■ CHALLENGE
Please retype the data below word for word, leaving out the pictures.
╭─ PROVIDED DATA
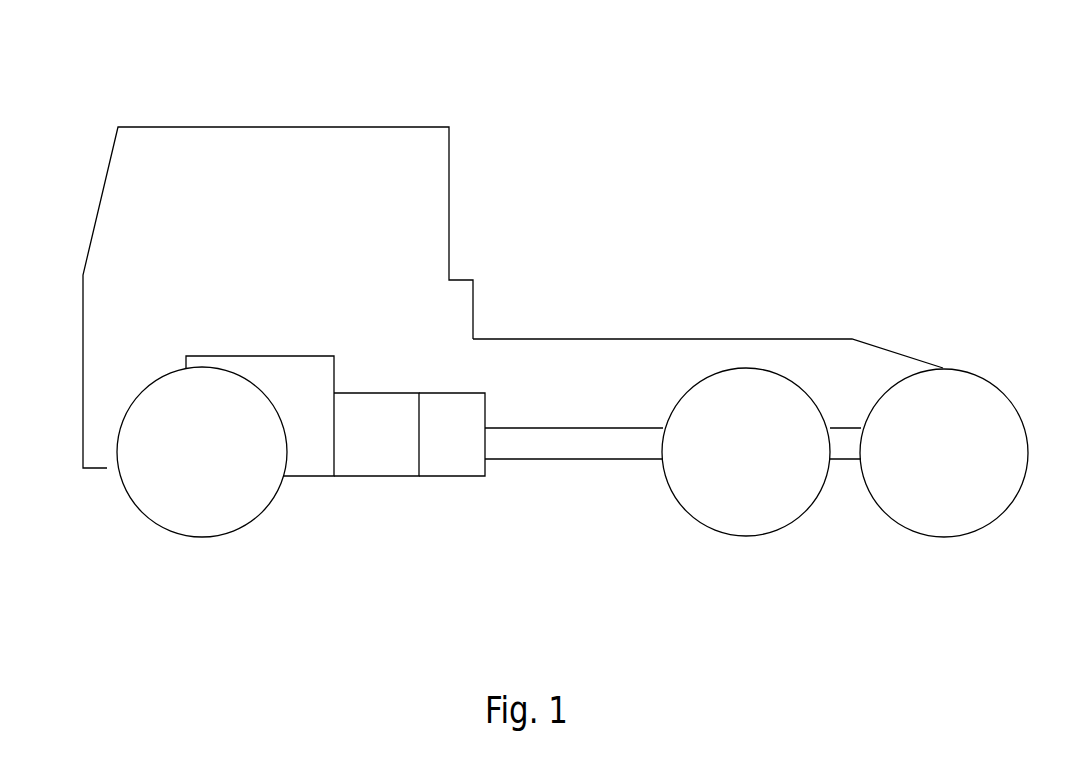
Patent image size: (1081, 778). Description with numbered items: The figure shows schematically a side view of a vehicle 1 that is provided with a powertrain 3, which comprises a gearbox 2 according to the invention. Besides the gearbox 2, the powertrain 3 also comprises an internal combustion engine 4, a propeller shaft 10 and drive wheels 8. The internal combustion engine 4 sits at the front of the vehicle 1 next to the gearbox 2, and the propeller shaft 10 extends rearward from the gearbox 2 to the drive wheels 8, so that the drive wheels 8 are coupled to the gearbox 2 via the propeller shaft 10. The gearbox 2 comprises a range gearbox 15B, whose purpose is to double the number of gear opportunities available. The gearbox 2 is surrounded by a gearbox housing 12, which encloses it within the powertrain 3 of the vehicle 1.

The vehicle 1 is at (568, 96).
The gearbox 2 is at (512, 433).
The powertrain 3 is at (533, 351).
The internal combustion engine 4 is at (225, 357).
The drive wheels 8 is at (793, 523).
The propeller shaft 10 is at (573, 459).
The gearbox housing 12 is at (431, 393).
The range gearbox 15B is at (453, 477).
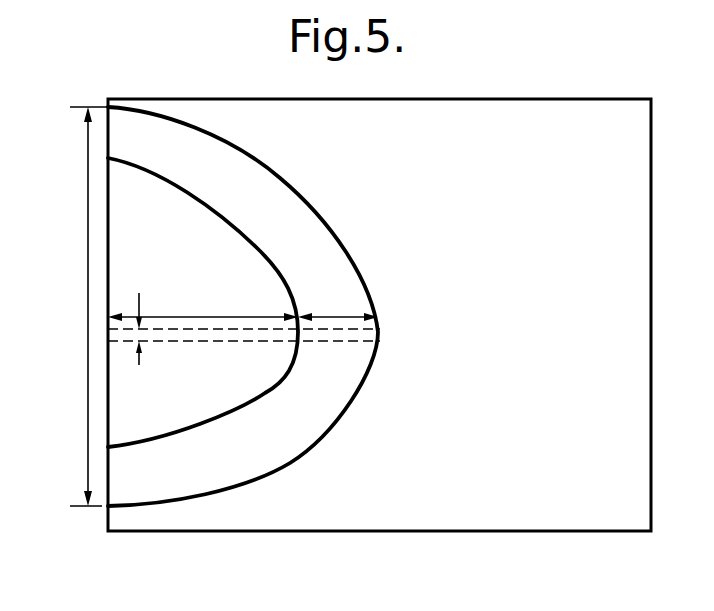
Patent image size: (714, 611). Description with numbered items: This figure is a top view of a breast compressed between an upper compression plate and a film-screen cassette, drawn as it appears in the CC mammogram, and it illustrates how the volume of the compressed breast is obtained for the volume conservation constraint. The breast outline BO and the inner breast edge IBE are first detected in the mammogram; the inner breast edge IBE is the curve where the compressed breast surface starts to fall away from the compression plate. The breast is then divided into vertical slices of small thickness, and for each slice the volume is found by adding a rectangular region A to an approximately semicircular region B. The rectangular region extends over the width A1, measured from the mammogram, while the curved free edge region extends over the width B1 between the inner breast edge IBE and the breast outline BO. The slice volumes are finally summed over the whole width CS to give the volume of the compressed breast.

The breast outline BO is at (362, 267).
The inner breast edge IBE is at (257, 248).
The width cs CS is at (70, 306).
The width A1 of rectangular region A A1 is at (203, 299).
The width B1 of semicircular region B B1 is at (338, 299).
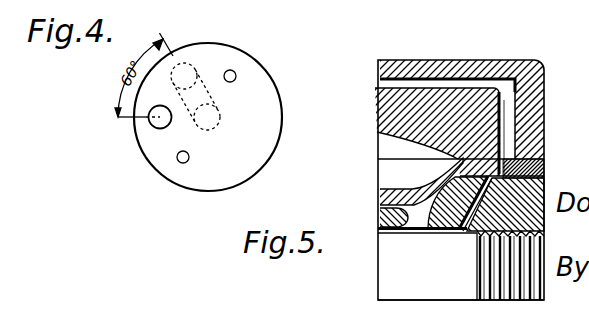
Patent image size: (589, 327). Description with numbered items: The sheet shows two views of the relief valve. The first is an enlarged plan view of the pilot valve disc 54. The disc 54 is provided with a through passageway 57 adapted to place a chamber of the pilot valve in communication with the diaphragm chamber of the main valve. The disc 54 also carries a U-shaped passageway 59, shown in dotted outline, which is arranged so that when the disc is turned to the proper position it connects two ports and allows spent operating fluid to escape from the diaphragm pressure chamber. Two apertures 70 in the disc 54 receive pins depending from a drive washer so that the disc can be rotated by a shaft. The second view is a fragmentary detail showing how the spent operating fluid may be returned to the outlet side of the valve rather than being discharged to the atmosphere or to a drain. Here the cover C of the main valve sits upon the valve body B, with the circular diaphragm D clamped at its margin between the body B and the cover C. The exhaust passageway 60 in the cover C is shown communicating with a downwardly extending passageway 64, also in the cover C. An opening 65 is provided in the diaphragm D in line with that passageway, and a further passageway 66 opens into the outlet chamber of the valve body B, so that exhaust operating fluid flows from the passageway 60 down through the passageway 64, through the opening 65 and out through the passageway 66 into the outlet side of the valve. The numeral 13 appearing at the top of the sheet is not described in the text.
╰─
■ FINAL RESULT
Patent image size: (1081, 778). Description with numbered items: The figure shows schematically a side view of a vehicle 1 that is provided with a powertrain 3, which comprises a gearbox 2 according to the invention. Besides the gearbox 2, the powertrain 3 also comprises an internal combustion engine 4, a propeller shaft 10 and drive wheels 8. The internal combustion engine 4 sits at the front of the vehicle 1 next to the gearbox 2, and the propeller shaft 10 extends rearward from the gearbox 2 to the drive wheels 8, so that the drive wheels 8 are coupled to the gearbox 2 via the propeller shaft 10. The gearbox 2 comprises a range gearbox 15B, whose purpose is to double the number of gear opportunities available. The gearbox 2 is surrounded by a gearbox housing 12, which encloses it within the powertrain 3 of the vehicle 1.

The vehicle 1 is at (568, 96).
The gearbox 2 is at (512, 433).
The powertrain 3 is at (533, 351).
The internal combustion engine 4 is at (225, 357).
The drive wheels 8 is at (793, 523).
The propeller shaft 10 is at (573, 459).
The gearbox housing 12 is at (431, 393).
The range gearbox 15B is at (453, 477).
Patent image size: (714, 611). Description with numbered items: This figure is a top view of a breast compressed between an upper compression plate and a film-screen cassette, drawn as it appears in the CC mammogram, and it illustrates how the volume of the compressed breast is obtained for the volume conservation constraint. The breast outline BO and the inner breast edge IBE are first detected in the mammogram; the inner breast edge IBE is the curve where the compressed breast surface starts to fall away from the compression plate. The breast is then divided into vertical slices of small thickness, and for each slice the volume is found by adding a rectangular region A to an approximately semicircular region B. The rectangular region extends over the width A1, measured from the mammogram, while the curved free edge region extends over the width B1 between the inner breast edge IBE and the breast outline BO. The slice volumes are finally summed over the whole width CS to give the volume of the compressed breast.

The breast outline BO is at (362, 267).
The inner breast edge IBE is at (257, 248).
The width cs CS is at (70, 306).
The width A1 of rectangular region A A1 is at (203, 299).
The width B1 of semicircular region B B1 is at (338, 299).
Patent image size: (589, 327). Description with numbered items: The sheet shows two views of the relief valve. The first is an enlarged plan view of the pilot valve disc 54. The disc 54 is provided with a through passageway 57 adapted to place a chamber of the pilot valve in communication with the diaphragm chamber of the main valve. The disc 54 also carries a U-shaped passageway 59, shown in dotted outline, which is arranged so that when the disc is turned to the proper position it connects two ports and allows spent operating fluid to escape from the diaphragm pressure chamber. Two apertures 70 in the disc 54 receive pins depending from a drive washer so that the disc can be rotated by a shaft. The second view is a fragmentary detail showing how the spent operating fluid may be returned to the outlet side of the valve rather than being discharged to the atmosphere or to a drain. Here the cover C of the main valve sits upon the valve body B, with the circular diaphragm D clamped at its margin between the body B and the cover C. The exhaust passageway 60 in the cover C is shown communicating with a downwardly extending passageway 64, also in the cover C. An opening 65 is provided in the diaphragm D in line with that passageway, and a further passageway 66 opens into the outlet chamber of the valve body B, so that exhaust operating fluid flows from the passageway 60 down through the passageway 64, through the opening 65 and out through the passageway 66 into the outlet side of the valve. The numeral 13 appearing at the top of the sheet is not described in the text.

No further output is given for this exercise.